* [Written exercise]: Extract all of the data and reproduce it precisely.

* [Data lines]:

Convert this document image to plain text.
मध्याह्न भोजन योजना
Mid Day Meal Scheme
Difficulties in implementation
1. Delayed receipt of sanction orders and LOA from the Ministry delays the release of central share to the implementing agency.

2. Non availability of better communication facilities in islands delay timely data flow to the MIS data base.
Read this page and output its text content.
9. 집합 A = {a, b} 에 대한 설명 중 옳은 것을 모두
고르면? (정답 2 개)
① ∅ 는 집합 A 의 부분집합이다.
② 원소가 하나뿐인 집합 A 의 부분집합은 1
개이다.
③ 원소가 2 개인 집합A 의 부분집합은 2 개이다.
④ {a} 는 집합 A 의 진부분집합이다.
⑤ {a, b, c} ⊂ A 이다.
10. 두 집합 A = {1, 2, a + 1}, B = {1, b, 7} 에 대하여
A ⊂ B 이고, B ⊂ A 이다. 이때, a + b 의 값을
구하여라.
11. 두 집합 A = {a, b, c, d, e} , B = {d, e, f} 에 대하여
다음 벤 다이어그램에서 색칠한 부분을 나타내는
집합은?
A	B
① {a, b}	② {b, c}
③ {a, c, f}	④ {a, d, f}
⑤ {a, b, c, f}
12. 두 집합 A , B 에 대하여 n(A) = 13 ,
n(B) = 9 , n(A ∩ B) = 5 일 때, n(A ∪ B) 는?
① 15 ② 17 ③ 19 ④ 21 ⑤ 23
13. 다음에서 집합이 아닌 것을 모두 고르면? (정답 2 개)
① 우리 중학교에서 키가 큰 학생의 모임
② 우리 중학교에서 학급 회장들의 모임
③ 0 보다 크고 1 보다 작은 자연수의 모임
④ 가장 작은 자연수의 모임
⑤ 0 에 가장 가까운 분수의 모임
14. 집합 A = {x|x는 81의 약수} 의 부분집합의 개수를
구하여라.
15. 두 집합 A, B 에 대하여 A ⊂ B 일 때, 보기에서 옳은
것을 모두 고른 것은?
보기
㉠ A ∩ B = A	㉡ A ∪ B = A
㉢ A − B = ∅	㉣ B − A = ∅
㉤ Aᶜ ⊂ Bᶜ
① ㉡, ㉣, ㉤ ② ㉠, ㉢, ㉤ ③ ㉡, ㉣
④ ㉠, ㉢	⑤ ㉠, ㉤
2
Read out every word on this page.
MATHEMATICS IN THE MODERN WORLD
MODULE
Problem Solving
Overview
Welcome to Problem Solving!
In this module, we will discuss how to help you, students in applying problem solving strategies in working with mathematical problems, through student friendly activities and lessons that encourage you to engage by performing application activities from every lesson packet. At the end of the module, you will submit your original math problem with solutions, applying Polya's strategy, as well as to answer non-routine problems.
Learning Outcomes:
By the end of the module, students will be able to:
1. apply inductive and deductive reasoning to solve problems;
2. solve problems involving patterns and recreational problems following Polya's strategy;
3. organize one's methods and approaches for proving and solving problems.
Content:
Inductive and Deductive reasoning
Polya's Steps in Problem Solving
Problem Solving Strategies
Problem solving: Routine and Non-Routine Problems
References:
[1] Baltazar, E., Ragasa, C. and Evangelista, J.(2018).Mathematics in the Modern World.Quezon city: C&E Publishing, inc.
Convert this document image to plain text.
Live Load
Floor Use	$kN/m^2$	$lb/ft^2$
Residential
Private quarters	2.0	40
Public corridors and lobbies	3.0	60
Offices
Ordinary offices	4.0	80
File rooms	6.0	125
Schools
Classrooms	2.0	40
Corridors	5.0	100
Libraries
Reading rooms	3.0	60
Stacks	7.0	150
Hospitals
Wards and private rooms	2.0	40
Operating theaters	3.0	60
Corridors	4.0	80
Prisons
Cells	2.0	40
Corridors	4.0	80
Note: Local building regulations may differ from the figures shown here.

* [Result of the task]:
Convert this document image to plain text.
मध्याह्न भोजन योजना
Mid Day Meal Scheme
Difficulties in implementation
1. Delayed receipt of sanction orders and LOA from the Ministry delays the release of central share to the implementing agency.

2. Non availability of better communication facilities in islands delay timely data flow to the MIS data base.
Read this page and output its text content.
9. 집합 A = {a, b} 에 대한 설명 중 옳은 것을 모두
고르면? (정답 2 개)
① ∅ 는 집합 A 의 부분집합이다.
② 원소가 하나뿐인 집합 A 의 부분집합은 1
개이다.
③ 원소가 2 개인 집합A 의 부분집합은 2 개이다.
④ {a} 는 집합 A 의 진부분집합이다.
⑤ {a, b, c} ⊂ A 이다.
10. 두 집합 A = {1, 2, a + 1}, B = {1, b, 7} 에 대하여
A ⊂ B 이고, B ⊂ A 이다. 이때, a + b 의 값을
구하여라.
11. 두 집합 A = {a, b, c, d, e} , B = {d, e, f} 에 대하여
다음 벤 다이어그램에서 색칠한 부분을 나타내는
집합은?
A	B
① {a, b}	② {b, c}
③ {a, c, f}	④ {a, d, f}
⑤ {a, b, c, f}
12. 두 집합 A , B 에 대하여 n(A) = 13 ,
n(B) = 9 , n(A ∩ B) = 5 일 때, n(A ∪ B) 는?
① 15 ② 17 ③ 19 ④ 21 ⑤ 23
13. 다음에서 집합이 아닌 것을 모두 고르면? (정답 2 개)
① 우리 중학교에서 키가 큰 학생의 모임
② 우리 중학교에서 학급 회장들의 모임
③ 0 보다 크고 1 보다 작은 자연수의 모임
④ 가장 작은 자연수의 모임
⑤ 0 에 가장 가까운 분수의 모임
14. 집합 A = {x|x는 81의 약수} 의 부분집합의 개수를
구하여라.
15. 두 집합 A, B 에 대하여 A ⊂ B 일 때, 보기에서 옳은
것을 모두 고른 것은?
보기
㉠ A ∩ B = A	㉡ A ∪ B = A
㉢ A − B = ∅	㉣ B − A = ∅
㉤ Aᶜ ⊂ Bᶜ
① ㉡, ㉣, ㉤ ② ㉠, ㉢, ㉤ ③ ㉡, ㉣
④ ㉠, ㉢	⑤ ㉠, ㉤
2
Read out every word on this page.
MATHEMATICS IN THE MODERN WORLD
MODULE
Problem Solving
Overview
Welcome to Problem Solving!
In this module, we will discuss how to help you, students in applying problem solving strategies in working with mathematical problems, through student friendly activities and lessons that encourage you to engage by performing application activities from every lesson packet. At the end of the module, you will submit your original math problem with solutions, applying Polya's strategy, as well as to answer non-routine problems.
Learning Outcomes:
By the end of the module, students will be able to:
1. apply inductive and deductive reasoning to solve problems;
2. solve problems involving patterns and recreational problems following Polya's strategy;
3. organize one's methods and approaches for proving and solving problems.
Content:
Inductive and Deductive reasoning
Polya's Steps in Problem Solving
Problem Solving Strategies
Problem solving: Routine and Non-Routine Problems
References:
[1] Baltazar, E., Ragasa, C. and Evangelista, J.(2018).Mathematics in the Modern World.Quezon city: C&E Publishing, inc.
Convert this document image to plain text.
Live Load
Floor Use	$kN/m^2$	$lb/ft^2$
Residential
Private quarters	2.0	40
Public corridors and lobbies	3.0	60
Offices
Ordinary offices	4.0	80
File rooms	6.0	125
Schools
Classrooms	2.0	40
Corridors	5.0	100
Libraries
Reading rooms	3.0	60
Stacks	7.0	150
Hospitals
Wards and private rooms	2.0	40
Operating theaters	3.0	60
Corridors	4.0	80
Prisons
Cells	2.0	40
Corridors	4.0	80
Note: Local building regulations may differ from the figures shown here.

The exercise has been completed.